Regenxbio has entered into a strategic collaboration worth $810m with Japan-based Nippon Shinyaku to advance gene therapies targeting the rare metabolic disorder mucopolysaccharidosis (MPS).
Under the terms of the deal, which centres on two of Regenxbio’s assets – RGX-121 and RGX-111 – Regenxbio will receive $110m upfront and is eligible for up to $700m in development, regulatory, and sales milestones. Nippon Shinyaku gains rights to co-develop and commercialise the therapies in specified markets.
MPS includes a group of rare, inherited metabolic disorders caused by the absence or malfunctioning of specific enzymes required to break down glycosaminoglycans (GAGs), complex sugar molecules. The accumulation of GAGs leads to progressive tissue and organ damage, developmental delays, and in severe cases, early mortality.
The most advanced candidate in the partnership, RGX-121 (clemidsogene lanparvovec), targets Hunter syndrome, also known as MPS II, a condition caused by a mutation in the iduronate-2-sulfatase (IDS) gene. RGX-121 is designed to deliver a functional copy of the IDS gene, addressing the underlying cause of the disease. Symptoms of Hunter syndrome include cognitive impairment, skeletal abnormalities, and organ enlargement.
In September 2024, Regenxbio reported positive results from the Phase II/III CAMPSIITE trial (NCT03566043) of RGX-121, showing an 85% median reduction of cerebrospinal fluid (CSF) levels of heparan sulphate (HS) D2S6, a key biomarker linked to disease activity. In June 2024, the company announced progress with the US Food and Drug Administration (FDA) to pursue an accelerated approval pathway, with a rolling biologics license application (BLA) submission underway. An accelerated approval decision is expected in 2025, and Regenxbio retains rights to a priority review voucher (PRV) for RGX-121.

## Extracted records
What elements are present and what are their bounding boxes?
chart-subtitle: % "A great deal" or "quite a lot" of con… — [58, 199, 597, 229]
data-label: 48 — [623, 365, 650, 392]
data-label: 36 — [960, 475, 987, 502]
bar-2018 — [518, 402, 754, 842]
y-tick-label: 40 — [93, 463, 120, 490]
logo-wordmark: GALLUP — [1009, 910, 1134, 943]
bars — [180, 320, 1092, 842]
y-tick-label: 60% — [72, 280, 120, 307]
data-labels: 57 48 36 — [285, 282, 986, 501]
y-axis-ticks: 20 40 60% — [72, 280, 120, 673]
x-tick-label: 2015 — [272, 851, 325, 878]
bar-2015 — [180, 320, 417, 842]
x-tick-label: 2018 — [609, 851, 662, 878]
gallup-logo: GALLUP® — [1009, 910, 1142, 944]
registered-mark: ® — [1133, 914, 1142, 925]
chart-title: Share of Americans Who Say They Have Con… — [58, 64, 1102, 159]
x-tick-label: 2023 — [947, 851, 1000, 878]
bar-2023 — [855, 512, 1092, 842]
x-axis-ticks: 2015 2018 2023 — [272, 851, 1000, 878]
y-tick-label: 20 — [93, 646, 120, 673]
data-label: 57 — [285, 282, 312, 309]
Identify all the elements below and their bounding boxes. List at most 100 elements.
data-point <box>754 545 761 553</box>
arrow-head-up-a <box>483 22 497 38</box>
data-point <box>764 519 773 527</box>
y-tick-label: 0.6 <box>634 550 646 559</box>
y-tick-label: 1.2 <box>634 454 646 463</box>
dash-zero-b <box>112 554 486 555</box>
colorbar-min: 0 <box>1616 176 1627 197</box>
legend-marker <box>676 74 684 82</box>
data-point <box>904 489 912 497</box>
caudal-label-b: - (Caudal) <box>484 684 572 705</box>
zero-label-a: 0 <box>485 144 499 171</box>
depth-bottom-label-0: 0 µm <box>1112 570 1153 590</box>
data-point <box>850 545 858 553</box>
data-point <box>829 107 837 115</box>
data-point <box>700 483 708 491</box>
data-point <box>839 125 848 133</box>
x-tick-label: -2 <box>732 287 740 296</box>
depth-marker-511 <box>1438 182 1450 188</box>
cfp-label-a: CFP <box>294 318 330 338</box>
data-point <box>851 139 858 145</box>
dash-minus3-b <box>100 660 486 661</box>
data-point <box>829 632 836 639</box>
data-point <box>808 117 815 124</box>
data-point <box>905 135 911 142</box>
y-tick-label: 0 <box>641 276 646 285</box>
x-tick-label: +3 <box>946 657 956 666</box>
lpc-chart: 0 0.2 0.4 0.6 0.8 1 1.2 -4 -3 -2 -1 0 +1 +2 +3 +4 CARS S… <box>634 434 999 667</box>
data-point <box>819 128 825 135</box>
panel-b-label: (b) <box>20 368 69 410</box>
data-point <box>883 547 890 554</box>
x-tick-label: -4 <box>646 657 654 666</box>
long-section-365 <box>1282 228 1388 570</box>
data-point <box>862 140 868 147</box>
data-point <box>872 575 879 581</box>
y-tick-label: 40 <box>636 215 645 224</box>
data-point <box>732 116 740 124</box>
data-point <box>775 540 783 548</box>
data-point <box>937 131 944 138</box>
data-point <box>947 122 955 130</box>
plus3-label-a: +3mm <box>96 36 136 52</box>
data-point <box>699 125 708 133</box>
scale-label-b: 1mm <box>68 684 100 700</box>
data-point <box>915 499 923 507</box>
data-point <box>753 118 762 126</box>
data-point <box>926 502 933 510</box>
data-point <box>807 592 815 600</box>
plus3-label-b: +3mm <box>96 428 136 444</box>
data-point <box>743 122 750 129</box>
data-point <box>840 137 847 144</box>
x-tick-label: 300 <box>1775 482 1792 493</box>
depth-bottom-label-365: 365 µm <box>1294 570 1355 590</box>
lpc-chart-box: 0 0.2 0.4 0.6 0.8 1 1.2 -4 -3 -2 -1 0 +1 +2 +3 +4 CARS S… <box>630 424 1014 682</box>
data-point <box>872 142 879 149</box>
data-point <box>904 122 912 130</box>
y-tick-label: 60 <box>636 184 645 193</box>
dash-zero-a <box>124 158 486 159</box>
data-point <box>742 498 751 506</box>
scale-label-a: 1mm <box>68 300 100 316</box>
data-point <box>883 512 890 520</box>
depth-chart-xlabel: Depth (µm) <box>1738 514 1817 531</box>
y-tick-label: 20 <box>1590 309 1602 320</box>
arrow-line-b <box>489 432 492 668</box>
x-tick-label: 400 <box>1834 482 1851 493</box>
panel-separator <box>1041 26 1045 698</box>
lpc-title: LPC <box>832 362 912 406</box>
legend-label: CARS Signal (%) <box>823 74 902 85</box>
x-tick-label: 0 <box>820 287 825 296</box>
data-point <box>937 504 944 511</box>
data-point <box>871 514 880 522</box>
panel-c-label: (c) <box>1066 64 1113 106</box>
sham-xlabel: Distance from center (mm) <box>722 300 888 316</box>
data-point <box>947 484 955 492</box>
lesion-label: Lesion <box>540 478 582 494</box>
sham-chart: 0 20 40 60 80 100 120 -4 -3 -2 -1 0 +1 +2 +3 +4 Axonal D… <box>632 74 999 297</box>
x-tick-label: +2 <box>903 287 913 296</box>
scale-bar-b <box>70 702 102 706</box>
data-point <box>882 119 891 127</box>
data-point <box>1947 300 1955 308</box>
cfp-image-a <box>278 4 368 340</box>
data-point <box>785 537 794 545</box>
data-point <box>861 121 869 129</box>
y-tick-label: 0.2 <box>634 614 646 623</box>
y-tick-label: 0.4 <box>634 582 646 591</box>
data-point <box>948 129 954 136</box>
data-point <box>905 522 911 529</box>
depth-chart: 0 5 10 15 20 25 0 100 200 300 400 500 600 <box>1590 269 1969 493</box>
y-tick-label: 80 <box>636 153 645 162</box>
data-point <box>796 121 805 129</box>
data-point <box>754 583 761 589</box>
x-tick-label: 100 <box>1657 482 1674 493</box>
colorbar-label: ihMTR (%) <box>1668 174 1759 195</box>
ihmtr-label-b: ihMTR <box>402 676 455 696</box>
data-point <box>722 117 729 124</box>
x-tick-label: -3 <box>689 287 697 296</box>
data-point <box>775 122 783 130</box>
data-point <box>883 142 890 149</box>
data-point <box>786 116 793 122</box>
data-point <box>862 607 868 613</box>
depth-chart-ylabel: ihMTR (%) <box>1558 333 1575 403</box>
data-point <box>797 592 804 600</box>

## Assigned task 1
According to the article on the Regenxbio and Nippon Shinyaku deal, how much will Regenxbio receive upfront?
## Assigned task 2
Carry on the article about the Regenxbio and Nippon Shinyaku gene therapy deal, starting after its final sentence.

## Result 1
$110m

## Result 2
The second asset, RGX-111, is being developed for mucopolysaccharidosis type I (MPS I), caused by mutations in the α-l-iduronidase (IDUA) gene. The gene therapy aims to deliver a functional copy of the IDUA gene directly to the central nervous system (CNS), potentially slowing cognitive decline and other symptoms. Interim data from an ongoing Phase I/II trial (NCT03580083) has shown a favourable safety profile and promising biomarker data indicative of CNS activity.
Regenxbio continues to advance its broader pipeline of gene therapies for rare diseases. The company’s wet age-related macular degeneration (wAMD) programme, ABBV-RGX-314, partnered with AbbVie, is being evaluated in two pivotal trials, ATMOSPHERE (NCT04704921) and ASCENT (NCT05407636). Plans are also underway for a Phase III study of the therapy in diabetic retinopathy.
Additionally, the company is progressing RGX-202, a gene therapy for Duchenne muscular dystrophy. Following positive data from a Phase I/II trial, Regenxbio has aligned with the FDA on an accelerated approval pathway, with a BLA submission anticipated in 2026.